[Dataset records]
***
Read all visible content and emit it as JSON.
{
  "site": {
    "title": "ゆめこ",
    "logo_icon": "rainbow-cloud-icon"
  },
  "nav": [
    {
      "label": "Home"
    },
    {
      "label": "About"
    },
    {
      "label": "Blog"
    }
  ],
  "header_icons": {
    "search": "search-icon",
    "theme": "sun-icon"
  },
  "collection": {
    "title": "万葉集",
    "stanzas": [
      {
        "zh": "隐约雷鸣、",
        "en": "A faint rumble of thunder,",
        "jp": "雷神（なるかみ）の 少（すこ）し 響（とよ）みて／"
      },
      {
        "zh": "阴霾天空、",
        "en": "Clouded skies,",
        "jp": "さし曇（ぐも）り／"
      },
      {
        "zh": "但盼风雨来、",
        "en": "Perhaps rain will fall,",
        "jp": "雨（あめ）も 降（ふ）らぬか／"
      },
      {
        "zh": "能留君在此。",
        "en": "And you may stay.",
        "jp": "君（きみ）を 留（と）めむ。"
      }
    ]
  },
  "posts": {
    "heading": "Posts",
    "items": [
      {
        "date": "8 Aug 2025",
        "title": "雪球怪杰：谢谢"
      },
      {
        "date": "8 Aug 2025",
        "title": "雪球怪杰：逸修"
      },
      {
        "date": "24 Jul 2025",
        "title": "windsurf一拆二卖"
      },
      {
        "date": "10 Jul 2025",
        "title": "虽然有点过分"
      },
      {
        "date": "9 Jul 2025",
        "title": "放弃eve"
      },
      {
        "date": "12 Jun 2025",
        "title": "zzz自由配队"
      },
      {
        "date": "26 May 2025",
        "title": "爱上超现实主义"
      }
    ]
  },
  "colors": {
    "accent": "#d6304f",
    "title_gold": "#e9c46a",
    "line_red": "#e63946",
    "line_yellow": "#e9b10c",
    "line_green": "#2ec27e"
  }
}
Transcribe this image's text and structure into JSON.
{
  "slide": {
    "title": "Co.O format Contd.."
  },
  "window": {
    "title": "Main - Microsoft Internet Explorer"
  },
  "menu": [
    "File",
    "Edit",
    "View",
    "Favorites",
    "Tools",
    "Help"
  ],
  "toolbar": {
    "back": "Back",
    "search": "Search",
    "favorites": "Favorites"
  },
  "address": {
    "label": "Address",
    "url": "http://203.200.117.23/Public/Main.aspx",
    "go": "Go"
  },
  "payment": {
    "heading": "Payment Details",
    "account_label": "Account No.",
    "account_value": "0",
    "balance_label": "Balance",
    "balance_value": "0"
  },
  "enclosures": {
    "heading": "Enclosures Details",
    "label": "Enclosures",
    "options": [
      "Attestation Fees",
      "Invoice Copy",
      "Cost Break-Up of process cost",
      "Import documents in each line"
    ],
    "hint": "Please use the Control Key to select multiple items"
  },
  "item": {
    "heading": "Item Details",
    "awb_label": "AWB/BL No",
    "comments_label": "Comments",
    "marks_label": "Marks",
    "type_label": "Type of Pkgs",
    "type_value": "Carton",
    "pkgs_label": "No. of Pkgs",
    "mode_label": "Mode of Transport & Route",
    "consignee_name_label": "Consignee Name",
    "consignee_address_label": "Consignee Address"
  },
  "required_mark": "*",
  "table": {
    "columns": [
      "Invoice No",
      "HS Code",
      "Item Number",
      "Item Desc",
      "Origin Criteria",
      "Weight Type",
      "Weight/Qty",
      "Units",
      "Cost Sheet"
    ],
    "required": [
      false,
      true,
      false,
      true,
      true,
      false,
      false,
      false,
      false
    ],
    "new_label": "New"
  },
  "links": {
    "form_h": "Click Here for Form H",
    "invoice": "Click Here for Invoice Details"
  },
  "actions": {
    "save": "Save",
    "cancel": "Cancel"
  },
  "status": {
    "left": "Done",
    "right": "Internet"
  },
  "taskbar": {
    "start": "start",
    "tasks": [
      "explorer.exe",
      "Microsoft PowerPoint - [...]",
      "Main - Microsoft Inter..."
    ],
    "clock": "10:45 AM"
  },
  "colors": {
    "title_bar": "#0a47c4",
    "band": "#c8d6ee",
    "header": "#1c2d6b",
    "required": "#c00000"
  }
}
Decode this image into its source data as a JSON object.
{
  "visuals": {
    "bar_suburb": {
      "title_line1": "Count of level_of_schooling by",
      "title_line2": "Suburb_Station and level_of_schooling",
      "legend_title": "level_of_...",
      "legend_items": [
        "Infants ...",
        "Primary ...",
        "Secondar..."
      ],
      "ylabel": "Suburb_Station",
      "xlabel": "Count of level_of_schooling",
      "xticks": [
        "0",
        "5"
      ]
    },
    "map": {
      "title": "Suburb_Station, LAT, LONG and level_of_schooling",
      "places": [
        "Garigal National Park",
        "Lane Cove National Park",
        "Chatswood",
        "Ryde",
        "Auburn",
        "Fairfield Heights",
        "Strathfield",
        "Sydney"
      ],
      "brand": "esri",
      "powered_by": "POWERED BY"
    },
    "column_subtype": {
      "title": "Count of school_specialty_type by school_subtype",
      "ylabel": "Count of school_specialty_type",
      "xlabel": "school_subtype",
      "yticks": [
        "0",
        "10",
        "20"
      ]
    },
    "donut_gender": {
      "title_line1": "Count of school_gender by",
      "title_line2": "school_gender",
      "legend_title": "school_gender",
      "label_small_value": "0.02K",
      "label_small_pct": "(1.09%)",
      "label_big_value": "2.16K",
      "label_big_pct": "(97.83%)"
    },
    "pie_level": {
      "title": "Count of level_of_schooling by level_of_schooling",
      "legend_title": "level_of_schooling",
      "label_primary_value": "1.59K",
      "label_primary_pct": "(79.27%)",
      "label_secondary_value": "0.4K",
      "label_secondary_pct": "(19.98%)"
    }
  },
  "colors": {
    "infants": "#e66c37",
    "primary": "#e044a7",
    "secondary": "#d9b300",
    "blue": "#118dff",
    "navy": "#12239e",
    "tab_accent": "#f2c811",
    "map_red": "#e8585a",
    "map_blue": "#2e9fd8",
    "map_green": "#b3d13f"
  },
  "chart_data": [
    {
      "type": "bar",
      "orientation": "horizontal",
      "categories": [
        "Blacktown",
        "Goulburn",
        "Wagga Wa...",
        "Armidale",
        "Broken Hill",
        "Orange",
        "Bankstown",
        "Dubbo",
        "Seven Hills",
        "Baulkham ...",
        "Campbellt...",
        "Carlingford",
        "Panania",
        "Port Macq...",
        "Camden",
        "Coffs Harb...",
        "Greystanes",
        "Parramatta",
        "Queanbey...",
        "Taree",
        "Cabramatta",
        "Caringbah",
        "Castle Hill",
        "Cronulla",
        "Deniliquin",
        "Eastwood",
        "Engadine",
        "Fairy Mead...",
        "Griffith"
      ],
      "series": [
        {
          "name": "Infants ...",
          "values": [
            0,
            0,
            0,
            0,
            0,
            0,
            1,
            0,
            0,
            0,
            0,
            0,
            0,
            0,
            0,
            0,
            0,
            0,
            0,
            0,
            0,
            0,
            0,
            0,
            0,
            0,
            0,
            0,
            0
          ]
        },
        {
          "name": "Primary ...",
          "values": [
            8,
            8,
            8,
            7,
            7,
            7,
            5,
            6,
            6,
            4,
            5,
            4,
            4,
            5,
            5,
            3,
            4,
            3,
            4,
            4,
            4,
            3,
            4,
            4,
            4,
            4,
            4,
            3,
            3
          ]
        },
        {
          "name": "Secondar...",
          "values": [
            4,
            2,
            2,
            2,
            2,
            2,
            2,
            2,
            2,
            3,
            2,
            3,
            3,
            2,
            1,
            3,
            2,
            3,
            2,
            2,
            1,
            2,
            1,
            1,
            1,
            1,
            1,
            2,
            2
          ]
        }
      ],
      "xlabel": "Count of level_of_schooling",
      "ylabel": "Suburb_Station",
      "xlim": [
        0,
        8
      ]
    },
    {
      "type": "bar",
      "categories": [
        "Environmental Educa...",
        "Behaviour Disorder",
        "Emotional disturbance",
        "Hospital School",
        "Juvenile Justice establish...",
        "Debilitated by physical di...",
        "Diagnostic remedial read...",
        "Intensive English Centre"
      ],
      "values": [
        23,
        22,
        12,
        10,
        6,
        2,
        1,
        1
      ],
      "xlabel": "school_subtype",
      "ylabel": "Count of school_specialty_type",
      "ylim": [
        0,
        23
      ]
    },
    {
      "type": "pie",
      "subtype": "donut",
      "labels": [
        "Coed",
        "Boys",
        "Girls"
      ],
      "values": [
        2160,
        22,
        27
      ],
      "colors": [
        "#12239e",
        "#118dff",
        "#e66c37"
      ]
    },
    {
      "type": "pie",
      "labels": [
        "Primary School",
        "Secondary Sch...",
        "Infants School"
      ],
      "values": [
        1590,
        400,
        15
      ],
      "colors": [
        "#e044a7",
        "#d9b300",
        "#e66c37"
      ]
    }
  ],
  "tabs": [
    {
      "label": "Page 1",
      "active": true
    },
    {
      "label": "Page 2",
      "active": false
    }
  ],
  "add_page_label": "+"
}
***
YOUR GOAL - In the records, locate each line holding the string "this" and copy it.

TASK RESULT -
Transcribe this image's text and structure into JSON.
Decode this image into its source data as a JSON object.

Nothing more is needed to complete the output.